> **DATA LINES**:
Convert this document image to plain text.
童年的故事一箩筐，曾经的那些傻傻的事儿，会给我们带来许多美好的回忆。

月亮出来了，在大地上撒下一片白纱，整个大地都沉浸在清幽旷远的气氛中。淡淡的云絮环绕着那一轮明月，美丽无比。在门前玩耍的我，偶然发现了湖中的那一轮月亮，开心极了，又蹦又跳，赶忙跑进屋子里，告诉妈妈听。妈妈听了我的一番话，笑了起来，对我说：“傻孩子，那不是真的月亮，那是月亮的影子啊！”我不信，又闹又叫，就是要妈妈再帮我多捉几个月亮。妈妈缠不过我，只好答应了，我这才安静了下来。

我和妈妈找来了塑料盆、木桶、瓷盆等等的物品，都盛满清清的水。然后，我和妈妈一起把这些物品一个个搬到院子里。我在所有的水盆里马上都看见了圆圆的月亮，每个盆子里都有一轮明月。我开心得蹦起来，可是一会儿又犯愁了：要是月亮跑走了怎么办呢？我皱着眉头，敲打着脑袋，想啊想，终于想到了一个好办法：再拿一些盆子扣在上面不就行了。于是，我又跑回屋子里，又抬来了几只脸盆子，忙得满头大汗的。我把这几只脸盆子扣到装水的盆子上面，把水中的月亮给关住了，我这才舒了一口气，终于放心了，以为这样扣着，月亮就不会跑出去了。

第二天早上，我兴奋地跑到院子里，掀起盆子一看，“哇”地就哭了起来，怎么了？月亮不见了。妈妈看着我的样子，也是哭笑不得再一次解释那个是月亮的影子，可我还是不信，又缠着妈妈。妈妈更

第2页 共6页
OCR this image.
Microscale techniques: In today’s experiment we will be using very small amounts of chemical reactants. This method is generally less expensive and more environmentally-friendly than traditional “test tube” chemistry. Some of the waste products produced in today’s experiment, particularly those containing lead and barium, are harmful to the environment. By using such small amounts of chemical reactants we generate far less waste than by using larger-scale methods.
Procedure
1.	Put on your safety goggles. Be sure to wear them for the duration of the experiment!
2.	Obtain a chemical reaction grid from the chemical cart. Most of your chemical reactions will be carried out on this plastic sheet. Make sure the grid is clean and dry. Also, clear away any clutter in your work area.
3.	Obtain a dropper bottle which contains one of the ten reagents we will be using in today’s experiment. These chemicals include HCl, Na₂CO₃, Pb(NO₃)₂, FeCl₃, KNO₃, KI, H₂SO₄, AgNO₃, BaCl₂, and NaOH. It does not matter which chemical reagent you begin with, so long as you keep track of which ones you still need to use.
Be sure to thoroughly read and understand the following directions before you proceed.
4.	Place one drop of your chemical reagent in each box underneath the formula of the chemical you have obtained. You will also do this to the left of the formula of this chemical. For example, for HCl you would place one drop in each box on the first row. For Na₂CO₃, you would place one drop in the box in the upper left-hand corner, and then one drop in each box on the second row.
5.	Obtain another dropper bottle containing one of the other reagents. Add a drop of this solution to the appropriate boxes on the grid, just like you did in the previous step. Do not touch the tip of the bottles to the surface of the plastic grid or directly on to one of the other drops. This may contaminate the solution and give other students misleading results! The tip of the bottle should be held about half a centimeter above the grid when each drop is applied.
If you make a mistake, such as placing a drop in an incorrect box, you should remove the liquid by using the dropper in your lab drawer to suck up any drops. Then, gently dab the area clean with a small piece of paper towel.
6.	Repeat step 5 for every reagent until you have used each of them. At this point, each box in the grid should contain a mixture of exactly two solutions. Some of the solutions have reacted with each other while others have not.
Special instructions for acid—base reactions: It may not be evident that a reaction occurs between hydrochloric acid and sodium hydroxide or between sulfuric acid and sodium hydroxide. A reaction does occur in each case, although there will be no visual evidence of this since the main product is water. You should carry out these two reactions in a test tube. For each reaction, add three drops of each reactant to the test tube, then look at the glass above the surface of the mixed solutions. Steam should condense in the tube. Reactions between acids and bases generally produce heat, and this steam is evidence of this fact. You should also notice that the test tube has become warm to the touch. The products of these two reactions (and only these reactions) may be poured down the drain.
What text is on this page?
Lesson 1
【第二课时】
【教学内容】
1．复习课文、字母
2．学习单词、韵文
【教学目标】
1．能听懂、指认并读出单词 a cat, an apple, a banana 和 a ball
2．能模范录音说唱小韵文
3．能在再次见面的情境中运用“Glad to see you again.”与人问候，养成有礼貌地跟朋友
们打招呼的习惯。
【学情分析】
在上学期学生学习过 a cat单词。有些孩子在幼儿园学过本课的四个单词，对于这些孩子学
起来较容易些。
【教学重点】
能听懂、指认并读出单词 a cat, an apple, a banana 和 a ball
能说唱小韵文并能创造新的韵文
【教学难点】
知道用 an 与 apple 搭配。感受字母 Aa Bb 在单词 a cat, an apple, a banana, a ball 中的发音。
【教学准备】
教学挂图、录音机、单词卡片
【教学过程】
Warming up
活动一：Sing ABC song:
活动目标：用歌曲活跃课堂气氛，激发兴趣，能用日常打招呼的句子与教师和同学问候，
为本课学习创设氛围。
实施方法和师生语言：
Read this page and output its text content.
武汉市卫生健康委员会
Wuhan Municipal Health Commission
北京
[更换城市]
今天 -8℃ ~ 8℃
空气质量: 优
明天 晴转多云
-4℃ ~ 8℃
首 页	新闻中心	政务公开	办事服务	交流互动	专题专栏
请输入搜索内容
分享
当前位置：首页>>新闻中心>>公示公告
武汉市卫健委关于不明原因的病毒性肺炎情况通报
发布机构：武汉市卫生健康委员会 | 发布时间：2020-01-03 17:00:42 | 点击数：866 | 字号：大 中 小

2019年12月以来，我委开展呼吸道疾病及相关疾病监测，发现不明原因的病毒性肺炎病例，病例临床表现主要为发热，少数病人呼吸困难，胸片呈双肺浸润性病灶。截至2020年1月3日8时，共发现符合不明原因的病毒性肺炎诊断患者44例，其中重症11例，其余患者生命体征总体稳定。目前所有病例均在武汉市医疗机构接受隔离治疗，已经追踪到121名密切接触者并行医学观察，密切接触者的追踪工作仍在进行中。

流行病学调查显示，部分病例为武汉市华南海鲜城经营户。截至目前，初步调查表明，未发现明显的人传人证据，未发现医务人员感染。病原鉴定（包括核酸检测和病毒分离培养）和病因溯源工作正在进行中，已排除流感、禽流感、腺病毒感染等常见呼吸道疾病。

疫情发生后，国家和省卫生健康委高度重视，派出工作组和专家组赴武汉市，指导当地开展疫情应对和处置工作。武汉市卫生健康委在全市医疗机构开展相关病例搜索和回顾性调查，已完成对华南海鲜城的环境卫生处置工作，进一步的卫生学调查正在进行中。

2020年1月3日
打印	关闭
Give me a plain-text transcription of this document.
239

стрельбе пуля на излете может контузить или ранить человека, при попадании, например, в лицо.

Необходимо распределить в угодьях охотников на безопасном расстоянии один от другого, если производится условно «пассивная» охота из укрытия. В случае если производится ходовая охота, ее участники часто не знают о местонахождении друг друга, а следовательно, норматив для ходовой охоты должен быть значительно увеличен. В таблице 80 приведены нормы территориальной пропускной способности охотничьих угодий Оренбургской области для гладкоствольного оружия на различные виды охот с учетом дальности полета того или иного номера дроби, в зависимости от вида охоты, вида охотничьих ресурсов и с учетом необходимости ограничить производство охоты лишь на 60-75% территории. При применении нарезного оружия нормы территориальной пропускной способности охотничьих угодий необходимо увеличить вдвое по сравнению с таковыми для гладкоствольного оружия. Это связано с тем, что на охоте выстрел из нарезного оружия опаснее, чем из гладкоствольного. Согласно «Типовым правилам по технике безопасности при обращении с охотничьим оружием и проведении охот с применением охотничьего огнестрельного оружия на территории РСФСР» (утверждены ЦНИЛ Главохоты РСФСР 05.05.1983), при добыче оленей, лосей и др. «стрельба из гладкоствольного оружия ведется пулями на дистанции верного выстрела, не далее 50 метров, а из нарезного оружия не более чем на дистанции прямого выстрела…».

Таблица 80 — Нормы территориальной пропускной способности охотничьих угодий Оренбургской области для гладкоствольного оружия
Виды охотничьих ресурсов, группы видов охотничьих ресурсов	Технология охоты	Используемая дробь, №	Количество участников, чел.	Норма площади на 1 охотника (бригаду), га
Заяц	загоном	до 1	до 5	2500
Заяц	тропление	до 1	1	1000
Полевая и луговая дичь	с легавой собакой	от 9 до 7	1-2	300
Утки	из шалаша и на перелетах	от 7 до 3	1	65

> **WHAT TO PRODUCE**: Say how many lines of the data include the word "sure". Respond with the number alone.

> **RESPONSE TO THIS EXERCISE**: 3